---------- Data entries ----------

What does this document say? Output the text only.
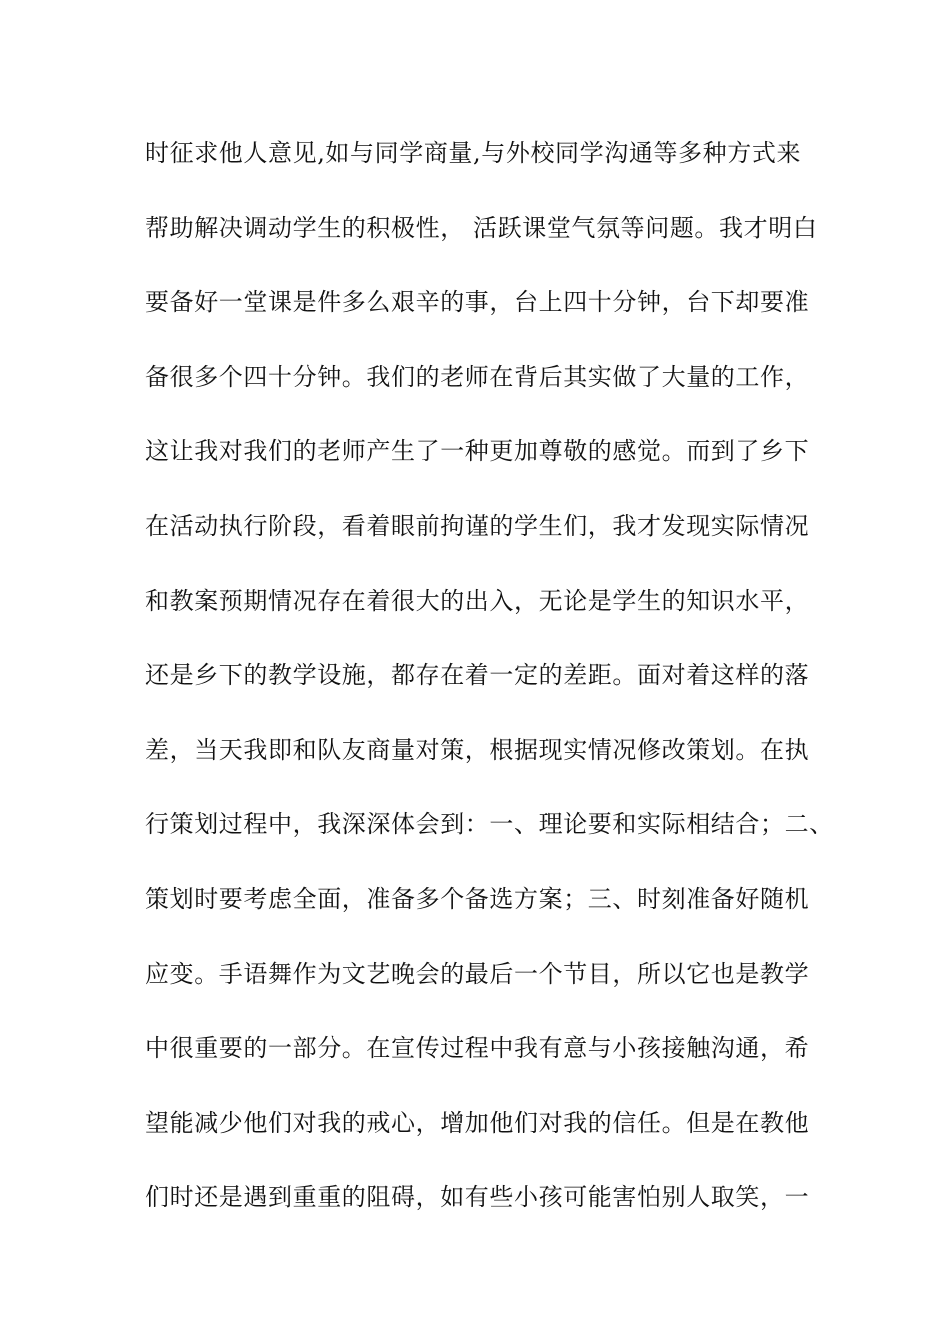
时征求他人意见,如与同学商量,与外校同学沟通等多种方式来
帮助解决调动学生的积极性， 活跃课堂气氛等问题。我才明白
要备好一堂课是件多么艰辛的事，台上四十分钟，台下却要准
备很多个四十分钟。我们的老师在背后其实做了大量的工作，
这让我对我们的老师产生了一种更加尊敬的感觉。而到了乡下
在活动执行阶段，看着眼前拘谨的学生们，我才发现实际情况
和教案预期情况存在着很大的出入，无论是学生的知识水平，
还是乡下的教学设施，都存在着一定的差距。面对着这样的落
差，当天我即和队友商量对策，根据现实情况修改策划。在执
行策划过程中，我深深体会到：一、理论要和实际相结合；二、
策划时要考虑全面，准备多个备选方案；三、时刻准备好随机
应变。手语舞作为文艺晚会的最后一个节目，所以它也是教学
中很重要的一部分。在宣传过程中我有意与小孩接触沟通，希
望能减少他们对我的戒心，增加他们对我的信任。但是在教他
们时还是遇到重重的阻碍，如有些小孩可能害怕别人取笑，一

----------

Written task
Output the full set of records above without changing a word, and drop the images.

Result of the exercise
What does this document say? Output the text only.
时征求他人意见,如与同学商量,与外校同学沟通等多种方式来
帮助解决调动学生的积极性， 活跃课堂气氛等问题。我才明白
要备好一堂课是件多么艰辛的事，台上四十分钟，台下却要准
备很多个四十分钟。我们的老师在背后其实做了大量的工作，
这让我对我们的老师产生了一种更加尊敬的感觉。而到了乡下
在活动执行阶段，看着眼前拘谨的学生们，我才发现实际情况
和教案预期情况存在着很大的出入，无论是学生的知识水平，
还是乡下的教学设施，都存在着一定的差距。面对着这样的落
差，当天我即和队友商量对策，根据现实情况修改策划。在执
行策划过程中，我深深体会到：一、理论要和实际相结合；二、
策划时要考虑全面，准备多个备选方案；三、时刻准备好随机
应变。手语舞作为文艺晚会的最后一个节目，所以它也是教学
中很重要的一部分。在宣传过程中我有意与小孩接触沟通，希
望能减少他们对我的戒心，增加他们对我的信任。但是在教他
们时还是遇到重重的阻碍，如有些小孩可能害怕别人取笑，一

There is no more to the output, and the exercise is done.